* [Short exercise]:
State how many lines in the items below contain the string "header", with case counting, and give only the number.

(Data drawn from a collection)

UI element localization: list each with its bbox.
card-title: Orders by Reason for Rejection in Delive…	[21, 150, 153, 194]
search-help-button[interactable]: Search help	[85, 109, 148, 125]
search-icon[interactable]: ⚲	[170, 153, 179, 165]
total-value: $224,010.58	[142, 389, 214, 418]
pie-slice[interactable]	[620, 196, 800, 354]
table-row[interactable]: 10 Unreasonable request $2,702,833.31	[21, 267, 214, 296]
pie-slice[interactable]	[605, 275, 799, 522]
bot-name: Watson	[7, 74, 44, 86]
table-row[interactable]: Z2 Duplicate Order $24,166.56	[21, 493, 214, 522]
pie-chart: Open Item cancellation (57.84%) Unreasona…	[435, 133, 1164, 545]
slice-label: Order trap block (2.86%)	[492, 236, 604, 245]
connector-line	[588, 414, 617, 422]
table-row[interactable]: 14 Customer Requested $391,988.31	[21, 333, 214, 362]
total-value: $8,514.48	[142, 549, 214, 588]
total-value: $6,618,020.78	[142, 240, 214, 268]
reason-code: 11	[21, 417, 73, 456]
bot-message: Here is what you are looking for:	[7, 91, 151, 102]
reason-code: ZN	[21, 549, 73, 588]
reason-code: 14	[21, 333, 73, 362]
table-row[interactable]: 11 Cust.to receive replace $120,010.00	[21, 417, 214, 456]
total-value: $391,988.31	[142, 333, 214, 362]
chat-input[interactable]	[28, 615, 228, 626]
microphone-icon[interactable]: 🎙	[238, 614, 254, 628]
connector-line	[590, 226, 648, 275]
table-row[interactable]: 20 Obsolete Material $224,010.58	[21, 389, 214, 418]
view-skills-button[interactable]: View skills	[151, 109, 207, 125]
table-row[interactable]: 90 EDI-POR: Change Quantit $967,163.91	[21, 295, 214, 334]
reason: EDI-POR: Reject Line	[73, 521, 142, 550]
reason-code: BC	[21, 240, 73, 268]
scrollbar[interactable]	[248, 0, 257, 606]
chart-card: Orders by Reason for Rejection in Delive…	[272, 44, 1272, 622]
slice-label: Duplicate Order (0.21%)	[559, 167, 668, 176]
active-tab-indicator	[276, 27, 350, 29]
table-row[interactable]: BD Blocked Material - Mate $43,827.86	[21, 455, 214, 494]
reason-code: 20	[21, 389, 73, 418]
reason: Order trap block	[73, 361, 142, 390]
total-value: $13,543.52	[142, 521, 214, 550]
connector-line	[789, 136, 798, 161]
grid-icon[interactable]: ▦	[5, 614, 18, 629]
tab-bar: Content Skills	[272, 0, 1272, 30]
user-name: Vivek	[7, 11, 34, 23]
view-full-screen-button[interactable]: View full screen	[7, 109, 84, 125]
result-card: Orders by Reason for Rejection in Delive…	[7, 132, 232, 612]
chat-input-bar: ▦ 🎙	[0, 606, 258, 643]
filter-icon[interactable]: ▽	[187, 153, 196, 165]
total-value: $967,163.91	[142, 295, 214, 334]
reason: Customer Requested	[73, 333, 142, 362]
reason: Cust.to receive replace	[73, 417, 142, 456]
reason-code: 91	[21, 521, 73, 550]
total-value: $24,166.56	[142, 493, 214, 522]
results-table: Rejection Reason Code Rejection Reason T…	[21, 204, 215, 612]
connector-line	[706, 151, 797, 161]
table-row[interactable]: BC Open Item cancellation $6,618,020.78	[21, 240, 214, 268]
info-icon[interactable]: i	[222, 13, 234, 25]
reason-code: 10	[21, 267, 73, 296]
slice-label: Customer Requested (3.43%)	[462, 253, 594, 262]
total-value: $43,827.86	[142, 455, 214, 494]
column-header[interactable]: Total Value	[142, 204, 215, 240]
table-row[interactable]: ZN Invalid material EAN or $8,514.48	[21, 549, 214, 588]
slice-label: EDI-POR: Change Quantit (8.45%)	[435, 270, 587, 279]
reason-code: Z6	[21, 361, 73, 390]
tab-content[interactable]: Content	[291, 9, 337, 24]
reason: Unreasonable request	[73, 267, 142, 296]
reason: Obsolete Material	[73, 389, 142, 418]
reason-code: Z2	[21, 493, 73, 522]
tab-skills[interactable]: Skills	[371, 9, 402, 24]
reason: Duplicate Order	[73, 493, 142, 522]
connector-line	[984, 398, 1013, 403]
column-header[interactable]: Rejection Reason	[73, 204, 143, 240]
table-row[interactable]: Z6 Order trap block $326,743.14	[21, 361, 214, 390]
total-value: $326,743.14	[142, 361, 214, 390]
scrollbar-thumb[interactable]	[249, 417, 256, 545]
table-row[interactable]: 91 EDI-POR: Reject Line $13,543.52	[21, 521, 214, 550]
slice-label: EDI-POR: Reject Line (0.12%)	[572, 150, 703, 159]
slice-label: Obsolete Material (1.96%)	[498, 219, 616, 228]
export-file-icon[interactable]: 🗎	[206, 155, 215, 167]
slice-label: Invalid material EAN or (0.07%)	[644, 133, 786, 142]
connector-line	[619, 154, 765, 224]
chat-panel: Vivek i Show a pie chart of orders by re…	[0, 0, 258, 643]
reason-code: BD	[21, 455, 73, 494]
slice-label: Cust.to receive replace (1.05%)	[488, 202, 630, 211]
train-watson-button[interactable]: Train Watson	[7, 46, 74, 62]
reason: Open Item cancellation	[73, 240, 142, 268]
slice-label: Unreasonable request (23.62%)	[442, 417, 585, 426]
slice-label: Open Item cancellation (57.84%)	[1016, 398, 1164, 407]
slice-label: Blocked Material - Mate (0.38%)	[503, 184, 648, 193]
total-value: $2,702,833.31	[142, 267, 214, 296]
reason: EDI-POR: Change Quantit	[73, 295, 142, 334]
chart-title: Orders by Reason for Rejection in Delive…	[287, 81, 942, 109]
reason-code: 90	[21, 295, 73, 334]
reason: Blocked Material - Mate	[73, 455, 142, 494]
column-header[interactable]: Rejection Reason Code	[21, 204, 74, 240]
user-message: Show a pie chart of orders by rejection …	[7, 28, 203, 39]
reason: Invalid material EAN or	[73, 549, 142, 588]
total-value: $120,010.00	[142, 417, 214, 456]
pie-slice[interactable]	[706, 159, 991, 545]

* [Full solution]:
3